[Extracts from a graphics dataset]

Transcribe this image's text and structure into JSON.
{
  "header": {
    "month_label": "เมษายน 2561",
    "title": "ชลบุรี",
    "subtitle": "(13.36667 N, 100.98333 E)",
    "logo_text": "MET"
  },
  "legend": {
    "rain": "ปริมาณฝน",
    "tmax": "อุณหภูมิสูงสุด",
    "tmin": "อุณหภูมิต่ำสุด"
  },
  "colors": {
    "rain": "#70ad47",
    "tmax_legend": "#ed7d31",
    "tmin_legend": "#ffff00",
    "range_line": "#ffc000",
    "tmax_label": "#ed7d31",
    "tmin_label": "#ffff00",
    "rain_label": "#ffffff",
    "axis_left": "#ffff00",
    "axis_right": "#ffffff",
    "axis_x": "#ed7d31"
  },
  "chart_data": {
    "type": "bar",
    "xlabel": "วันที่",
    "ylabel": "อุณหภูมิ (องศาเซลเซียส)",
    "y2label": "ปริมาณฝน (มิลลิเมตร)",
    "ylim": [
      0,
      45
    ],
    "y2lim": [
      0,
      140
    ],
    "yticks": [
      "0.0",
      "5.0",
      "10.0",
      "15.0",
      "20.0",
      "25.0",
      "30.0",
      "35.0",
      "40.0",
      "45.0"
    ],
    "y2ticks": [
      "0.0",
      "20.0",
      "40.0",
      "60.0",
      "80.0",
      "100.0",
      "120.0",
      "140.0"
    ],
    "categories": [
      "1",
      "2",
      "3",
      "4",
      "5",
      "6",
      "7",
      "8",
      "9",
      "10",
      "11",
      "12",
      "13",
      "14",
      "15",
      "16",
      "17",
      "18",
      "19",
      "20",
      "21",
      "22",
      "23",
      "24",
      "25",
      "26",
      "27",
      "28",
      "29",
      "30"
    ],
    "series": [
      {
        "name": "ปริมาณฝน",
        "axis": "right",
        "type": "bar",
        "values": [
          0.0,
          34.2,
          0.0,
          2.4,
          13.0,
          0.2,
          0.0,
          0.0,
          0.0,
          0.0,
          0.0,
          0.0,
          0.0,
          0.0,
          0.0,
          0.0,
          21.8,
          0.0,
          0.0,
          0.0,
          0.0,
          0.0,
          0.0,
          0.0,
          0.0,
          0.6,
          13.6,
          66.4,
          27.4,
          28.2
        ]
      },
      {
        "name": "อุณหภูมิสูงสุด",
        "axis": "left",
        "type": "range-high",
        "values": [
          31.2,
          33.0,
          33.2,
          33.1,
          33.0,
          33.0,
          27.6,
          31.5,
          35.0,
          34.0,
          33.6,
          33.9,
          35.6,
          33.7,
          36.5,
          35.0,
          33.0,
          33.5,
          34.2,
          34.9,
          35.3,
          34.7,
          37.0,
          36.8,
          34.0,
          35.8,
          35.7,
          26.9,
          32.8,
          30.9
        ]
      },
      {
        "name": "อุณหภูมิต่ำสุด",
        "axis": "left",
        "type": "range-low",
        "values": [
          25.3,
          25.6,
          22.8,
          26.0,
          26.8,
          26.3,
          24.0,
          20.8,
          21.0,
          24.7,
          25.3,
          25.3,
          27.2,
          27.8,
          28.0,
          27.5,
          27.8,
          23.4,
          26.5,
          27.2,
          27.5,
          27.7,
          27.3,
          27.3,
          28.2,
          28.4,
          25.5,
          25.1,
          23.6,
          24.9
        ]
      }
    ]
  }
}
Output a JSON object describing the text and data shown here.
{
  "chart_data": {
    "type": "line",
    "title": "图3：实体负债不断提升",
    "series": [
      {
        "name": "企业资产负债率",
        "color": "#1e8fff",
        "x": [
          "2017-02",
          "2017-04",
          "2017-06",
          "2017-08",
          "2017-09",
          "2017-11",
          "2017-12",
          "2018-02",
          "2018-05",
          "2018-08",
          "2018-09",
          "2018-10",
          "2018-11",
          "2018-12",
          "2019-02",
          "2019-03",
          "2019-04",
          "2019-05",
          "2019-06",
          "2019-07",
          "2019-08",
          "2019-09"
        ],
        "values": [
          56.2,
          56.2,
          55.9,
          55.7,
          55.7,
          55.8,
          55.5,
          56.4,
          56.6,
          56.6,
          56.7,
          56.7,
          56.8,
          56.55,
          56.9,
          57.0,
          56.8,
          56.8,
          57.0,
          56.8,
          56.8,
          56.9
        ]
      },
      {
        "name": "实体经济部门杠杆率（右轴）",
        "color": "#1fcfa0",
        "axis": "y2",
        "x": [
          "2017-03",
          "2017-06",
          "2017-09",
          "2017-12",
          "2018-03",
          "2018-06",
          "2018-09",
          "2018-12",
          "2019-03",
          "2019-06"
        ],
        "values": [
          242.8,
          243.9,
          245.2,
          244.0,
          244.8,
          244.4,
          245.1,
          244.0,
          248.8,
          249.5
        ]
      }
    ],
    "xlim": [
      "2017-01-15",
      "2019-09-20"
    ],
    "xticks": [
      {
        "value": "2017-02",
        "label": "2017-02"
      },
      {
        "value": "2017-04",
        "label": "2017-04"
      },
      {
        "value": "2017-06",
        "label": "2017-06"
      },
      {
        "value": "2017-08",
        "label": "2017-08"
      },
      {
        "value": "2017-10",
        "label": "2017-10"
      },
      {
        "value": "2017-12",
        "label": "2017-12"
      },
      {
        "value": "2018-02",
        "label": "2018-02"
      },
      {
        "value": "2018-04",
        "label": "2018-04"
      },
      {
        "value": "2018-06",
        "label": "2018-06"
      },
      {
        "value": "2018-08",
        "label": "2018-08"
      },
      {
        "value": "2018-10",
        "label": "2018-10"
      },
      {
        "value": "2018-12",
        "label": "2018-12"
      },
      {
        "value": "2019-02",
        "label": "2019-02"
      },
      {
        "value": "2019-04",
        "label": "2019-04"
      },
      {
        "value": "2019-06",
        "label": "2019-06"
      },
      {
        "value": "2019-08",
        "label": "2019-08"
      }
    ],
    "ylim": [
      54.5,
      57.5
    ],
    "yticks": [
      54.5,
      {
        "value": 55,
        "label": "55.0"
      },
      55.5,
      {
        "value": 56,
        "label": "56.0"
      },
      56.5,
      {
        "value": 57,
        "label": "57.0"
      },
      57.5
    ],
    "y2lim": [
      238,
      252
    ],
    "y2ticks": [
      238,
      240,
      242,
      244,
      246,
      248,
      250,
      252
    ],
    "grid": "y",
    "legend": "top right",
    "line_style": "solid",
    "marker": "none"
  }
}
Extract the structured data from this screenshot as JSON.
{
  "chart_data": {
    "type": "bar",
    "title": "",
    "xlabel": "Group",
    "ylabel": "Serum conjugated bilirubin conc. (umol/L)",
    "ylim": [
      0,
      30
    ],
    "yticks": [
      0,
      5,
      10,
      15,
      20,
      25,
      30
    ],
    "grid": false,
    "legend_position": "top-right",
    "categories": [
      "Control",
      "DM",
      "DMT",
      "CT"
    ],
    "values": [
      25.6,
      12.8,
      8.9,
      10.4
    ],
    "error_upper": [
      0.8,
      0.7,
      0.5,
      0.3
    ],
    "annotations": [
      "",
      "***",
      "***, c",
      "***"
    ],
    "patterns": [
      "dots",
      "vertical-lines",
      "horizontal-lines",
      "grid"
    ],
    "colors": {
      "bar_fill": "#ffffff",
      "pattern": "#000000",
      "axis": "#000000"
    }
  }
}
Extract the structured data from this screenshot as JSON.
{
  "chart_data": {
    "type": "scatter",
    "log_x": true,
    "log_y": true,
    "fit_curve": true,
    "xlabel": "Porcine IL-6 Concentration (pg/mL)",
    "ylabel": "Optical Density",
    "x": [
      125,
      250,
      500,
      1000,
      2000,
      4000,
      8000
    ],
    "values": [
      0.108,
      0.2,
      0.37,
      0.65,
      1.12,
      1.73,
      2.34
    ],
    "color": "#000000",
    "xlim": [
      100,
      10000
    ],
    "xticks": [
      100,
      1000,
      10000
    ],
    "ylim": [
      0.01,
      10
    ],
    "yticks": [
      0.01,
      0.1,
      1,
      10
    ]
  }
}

## What is expected:
Count the lines that hold the string "มาณฝน" and state that number alone.

## Task answer:
3